PROVIDED DATA
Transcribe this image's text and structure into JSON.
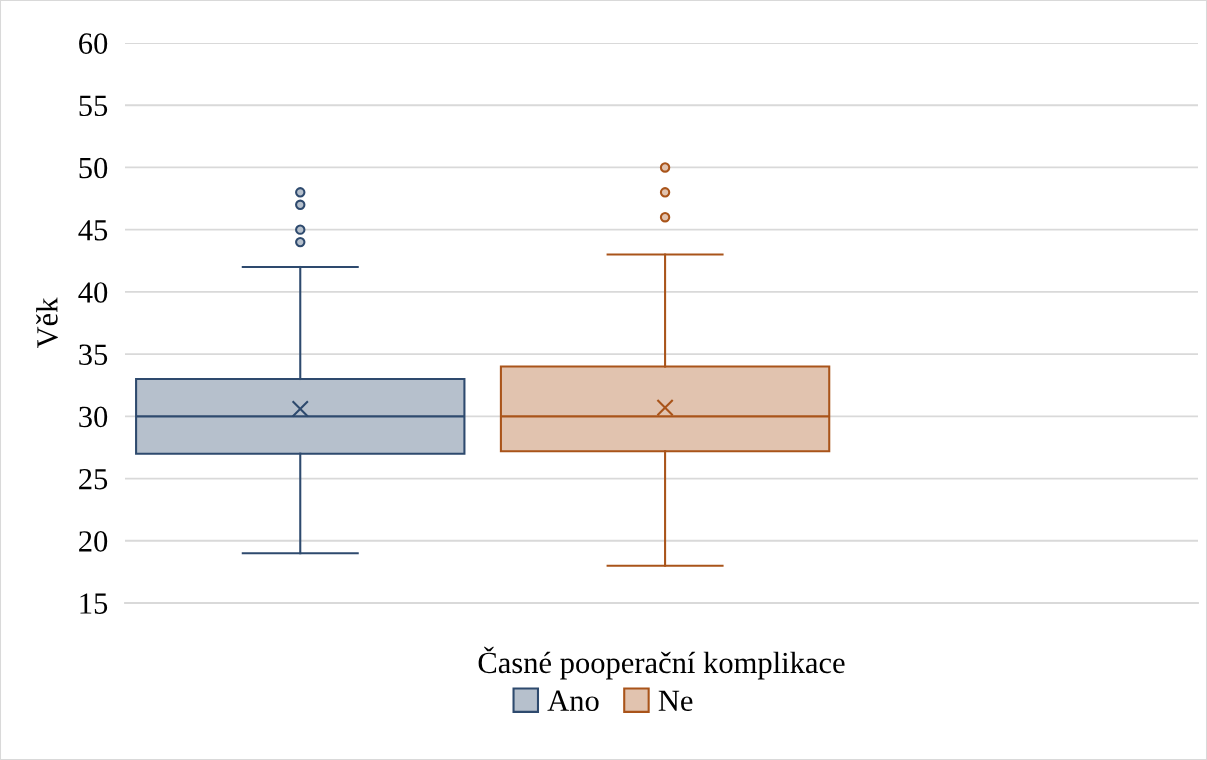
{
  "chart_data": {
    "type": "box",
    "xlabel": "Časné pooperační komplikace",
    "ylabel": "Věk",
    "categories": [
      null
    ],
    "series": [
      {
        "name": "Ano",
        "color": "#2e4a6e",
        "boxes": [
          {
            "low": 19,
            "q1": 27,
            "median": 30,
            "q3": 33,
            "high": 42,
            "mean": 30.6,
            "outliers": [
              44,
              45,
              47,
              48
            ]
          }
        ]
      },
      {
        "name": "Ne",
        "color": "#a9541a",
        "boxes": [
          {
            "low": 18,
            "q1": 27.2,
            "median": 30,
            "q3": 34,
            "high": 43,
            "mean": 30.7,
            "outliers": [
              46,
              48,
              50
            ]
          }
        ]
      }
    ],
    "ylim": [
      15,
      60
    ],
    "yticks": [
      15,
      20,
      25,
      30,
      35,
      40,
      45,
      50,
      55,
      60
    ],
    "grid": "y",
    "legend": "bottom"
  }
}
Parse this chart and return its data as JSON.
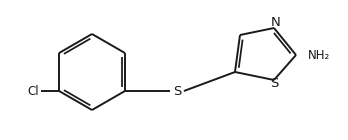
{
  "bg_color": "#ffffff",
  "line_color": "#1a1a1a",
  "lw": 1.4,
  "fs": 8.5,
  "figsize": [
    3.48,
    1.4
  ],
  "dpi": 100,
  "cl_label": "Cl",
  "nh2_label": "NH₂",
  "s_thioether_label": "S",
  "s_thiazole_label": "S",
  "n_label": "N"
}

THE PROBLEM
Without the pictures, repeat exactly the lines running from the line containing "Parse this chart and return its data as JSON." through the end of the data, both ends included.

THE SOLUTION
Parse this chart and return its data as JSON.
{
  "bg_color": "#ffffff",
  "line_color": "#1a1a1a",
  "lw": 1.4,
  "fs": 8.5,
  "figsize": [
    3.48,
    1.4
  ],
  "dpi": 100,
  "cl_label": "Cl",
  "nh2_label": "NH₂",
  "s_thioether_label": "S",
  "s_thiazole_label": "S",
  "n_label": "N"
}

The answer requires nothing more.